_PROMPT_. From the records, pick out and copy each line containing "pořadatelé".

[MATERIAL PROVIDED start]

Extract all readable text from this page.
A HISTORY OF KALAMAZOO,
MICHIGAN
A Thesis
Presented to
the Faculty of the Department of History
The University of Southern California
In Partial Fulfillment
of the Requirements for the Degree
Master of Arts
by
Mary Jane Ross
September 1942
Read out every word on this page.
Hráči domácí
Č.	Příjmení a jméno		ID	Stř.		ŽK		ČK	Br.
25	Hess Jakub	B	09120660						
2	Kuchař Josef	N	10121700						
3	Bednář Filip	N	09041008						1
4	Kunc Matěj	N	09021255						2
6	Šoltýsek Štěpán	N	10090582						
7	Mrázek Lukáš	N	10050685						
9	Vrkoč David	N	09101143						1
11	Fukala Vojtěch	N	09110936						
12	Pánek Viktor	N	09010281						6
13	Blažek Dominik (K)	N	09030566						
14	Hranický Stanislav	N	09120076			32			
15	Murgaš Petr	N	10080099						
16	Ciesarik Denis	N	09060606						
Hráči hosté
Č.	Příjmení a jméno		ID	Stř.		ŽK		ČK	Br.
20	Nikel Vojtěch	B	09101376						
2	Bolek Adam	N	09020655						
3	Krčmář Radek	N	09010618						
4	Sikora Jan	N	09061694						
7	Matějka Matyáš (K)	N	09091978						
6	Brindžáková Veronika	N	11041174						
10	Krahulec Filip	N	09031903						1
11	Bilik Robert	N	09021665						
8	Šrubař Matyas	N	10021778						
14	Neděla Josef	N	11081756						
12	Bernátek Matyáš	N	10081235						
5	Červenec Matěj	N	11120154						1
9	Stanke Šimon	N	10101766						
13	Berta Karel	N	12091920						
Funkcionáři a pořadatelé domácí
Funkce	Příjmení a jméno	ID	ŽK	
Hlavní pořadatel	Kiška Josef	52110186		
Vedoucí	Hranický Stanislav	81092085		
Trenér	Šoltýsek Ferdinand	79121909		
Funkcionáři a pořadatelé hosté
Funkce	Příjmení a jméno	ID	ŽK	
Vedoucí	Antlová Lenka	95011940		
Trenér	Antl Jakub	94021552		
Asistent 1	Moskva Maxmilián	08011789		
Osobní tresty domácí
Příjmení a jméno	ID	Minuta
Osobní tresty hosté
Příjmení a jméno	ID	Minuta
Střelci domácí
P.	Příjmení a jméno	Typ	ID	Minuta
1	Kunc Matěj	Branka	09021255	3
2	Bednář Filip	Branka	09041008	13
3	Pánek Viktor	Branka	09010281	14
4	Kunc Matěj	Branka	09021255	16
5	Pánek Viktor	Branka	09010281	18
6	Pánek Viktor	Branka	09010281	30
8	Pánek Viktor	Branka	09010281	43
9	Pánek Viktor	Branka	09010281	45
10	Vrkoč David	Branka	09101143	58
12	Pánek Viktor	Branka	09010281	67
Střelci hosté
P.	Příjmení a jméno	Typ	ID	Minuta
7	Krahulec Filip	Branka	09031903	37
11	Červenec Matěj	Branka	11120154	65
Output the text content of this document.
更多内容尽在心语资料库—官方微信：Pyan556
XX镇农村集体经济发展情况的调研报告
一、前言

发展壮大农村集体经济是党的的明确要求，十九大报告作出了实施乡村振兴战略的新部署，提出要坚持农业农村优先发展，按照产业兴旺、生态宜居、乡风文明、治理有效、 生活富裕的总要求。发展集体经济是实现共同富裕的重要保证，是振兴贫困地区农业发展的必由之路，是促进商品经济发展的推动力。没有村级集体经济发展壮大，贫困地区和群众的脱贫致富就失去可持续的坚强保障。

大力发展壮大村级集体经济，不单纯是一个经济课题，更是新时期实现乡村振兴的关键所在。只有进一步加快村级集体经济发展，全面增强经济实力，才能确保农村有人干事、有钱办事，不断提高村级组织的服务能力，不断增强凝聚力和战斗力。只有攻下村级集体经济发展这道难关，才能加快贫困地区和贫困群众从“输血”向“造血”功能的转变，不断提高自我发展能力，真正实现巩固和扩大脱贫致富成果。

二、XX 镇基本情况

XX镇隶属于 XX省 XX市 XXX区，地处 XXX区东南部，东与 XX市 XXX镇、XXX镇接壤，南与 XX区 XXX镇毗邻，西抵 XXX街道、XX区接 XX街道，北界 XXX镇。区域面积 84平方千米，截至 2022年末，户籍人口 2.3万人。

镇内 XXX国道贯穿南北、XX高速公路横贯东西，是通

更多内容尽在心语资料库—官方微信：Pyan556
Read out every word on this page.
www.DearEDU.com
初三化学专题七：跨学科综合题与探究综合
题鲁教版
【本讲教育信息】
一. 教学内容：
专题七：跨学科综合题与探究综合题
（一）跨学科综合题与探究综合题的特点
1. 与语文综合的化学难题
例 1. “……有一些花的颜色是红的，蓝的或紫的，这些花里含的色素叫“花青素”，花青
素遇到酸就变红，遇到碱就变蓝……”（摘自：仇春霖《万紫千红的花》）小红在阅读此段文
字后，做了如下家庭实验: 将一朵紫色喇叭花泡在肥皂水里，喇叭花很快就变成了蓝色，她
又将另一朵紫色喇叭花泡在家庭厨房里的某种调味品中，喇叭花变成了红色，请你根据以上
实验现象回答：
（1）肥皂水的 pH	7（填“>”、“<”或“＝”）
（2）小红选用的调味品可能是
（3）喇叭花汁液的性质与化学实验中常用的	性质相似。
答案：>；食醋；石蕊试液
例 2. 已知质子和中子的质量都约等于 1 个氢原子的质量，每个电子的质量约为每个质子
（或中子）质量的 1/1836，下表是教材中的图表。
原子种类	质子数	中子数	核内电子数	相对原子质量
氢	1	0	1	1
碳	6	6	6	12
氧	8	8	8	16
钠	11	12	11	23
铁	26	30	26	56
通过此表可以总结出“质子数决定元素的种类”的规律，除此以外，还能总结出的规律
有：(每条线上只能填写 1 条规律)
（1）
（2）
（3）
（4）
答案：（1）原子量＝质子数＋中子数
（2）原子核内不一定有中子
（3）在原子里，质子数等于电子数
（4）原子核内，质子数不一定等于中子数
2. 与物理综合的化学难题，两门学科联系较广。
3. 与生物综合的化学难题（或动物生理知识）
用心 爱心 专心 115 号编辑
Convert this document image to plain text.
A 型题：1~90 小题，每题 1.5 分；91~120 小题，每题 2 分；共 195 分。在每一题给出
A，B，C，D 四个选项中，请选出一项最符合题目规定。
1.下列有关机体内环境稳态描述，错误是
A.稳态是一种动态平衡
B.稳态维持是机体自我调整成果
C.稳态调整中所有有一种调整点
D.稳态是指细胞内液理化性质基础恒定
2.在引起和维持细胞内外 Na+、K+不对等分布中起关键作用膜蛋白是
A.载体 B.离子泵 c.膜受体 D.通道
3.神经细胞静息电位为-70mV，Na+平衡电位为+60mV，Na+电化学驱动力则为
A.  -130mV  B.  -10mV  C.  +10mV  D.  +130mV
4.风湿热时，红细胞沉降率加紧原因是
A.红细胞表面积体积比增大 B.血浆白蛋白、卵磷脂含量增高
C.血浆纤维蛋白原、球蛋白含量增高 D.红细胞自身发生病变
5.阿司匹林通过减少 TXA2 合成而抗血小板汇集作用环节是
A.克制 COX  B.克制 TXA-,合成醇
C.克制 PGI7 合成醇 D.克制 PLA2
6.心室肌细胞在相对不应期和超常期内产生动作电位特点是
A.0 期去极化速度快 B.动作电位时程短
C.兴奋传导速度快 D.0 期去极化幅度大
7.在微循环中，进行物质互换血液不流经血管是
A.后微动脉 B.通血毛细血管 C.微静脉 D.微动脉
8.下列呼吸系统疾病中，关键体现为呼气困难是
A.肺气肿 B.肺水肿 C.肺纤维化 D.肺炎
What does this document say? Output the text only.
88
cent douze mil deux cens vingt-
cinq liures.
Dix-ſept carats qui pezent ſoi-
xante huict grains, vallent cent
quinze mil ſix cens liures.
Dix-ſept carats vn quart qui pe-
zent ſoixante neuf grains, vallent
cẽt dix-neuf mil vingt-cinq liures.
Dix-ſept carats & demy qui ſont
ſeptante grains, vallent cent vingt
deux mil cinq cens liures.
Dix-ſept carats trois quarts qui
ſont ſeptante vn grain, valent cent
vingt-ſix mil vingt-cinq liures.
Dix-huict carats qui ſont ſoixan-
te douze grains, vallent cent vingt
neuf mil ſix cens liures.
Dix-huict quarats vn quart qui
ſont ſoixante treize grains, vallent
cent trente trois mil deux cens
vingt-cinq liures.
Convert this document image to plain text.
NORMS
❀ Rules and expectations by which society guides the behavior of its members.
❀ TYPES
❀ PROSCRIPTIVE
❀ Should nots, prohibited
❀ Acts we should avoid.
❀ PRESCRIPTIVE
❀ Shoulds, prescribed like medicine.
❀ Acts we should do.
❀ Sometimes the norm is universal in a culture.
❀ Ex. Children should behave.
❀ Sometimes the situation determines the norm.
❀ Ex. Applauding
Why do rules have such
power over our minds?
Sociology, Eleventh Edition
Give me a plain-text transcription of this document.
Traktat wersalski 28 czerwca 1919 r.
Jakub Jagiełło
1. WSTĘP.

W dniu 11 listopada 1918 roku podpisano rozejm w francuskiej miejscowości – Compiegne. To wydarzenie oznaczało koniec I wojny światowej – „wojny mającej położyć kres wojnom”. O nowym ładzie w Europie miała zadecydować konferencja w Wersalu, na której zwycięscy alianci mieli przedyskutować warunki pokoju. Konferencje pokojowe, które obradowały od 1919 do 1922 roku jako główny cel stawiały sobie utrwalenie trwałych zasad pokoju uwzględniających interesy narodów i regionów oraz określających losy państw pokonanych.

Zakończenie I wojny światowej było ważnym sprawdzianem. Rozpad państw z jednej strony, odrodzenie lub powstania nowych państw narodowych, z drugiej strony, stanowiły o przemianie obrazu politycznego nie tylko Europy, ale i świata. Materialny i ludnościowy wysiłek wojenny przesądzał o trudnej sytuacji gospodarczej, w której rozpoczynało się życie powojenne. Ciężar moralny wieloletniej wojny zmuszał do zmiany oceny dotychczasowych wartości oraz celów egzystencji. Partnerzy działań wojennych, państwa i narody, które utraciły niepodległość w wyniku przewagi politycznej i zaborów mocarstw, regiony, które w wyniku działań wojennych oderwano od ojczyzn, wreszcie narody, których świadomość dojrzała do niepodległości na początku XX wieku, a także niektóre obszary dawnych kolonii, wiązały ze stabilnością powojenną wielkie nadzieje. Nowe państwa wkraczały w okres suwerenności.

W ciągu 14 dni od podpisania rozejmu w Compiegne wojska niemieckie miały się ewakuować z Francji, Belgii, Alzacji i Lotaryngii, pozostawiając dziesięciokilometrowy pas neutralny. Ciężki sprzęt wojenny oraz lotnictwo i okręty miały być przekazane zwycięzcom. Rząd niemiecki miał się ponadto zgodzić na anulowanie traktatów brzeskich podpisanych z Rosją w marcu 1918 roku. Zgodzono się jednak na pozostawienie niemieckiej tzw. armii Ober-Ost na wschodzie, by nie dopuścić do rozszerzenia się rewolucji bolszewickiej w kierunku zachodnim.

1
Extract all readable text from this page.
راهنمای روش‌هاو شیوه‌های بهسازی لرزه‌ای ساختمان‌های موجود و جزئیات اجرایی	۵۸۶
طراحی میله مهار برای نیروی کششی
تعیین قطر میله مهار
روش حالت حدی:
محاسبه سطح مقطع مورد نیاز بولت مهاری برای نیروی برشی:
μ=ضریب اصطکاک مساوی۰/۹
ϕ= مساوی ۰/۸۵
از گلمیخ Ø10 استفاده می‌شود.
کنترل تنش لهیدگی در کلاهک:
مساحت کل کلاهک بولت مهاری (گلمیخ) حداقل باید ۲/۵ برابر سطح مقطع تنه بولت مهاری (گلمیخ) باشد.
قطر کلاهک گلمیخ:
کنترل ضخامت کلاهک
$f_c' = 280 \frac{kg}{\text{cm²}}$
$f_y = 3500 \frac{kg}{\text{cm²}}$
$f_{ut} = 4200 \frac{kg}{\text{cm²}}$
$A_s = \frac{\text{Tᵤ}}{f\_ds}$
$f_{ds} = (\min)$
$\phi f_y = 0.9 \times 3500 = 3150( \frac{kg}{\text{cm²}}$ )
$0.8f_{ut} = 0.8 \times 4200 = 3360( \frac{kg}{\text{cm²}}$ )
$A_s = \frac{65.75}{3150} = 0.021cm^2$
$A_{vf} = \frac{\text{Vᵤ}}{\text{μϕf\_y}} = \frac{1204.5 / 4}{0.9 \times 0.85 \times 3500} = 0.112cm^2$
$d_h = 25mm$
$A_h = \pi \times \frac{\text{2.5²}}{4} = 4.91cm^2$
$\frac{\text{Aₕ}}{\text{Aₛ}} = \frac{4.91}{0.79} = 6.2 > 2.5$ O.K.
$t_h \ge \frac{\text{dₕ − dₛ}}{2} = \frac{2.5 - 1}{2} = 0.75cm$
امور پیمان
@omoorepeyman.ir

[MATERIAL PROVIDED end]

_IN RESPONSE_.
Funkcionáři a pořadatelé domácí
Funkcionáři a pořadatelé hosté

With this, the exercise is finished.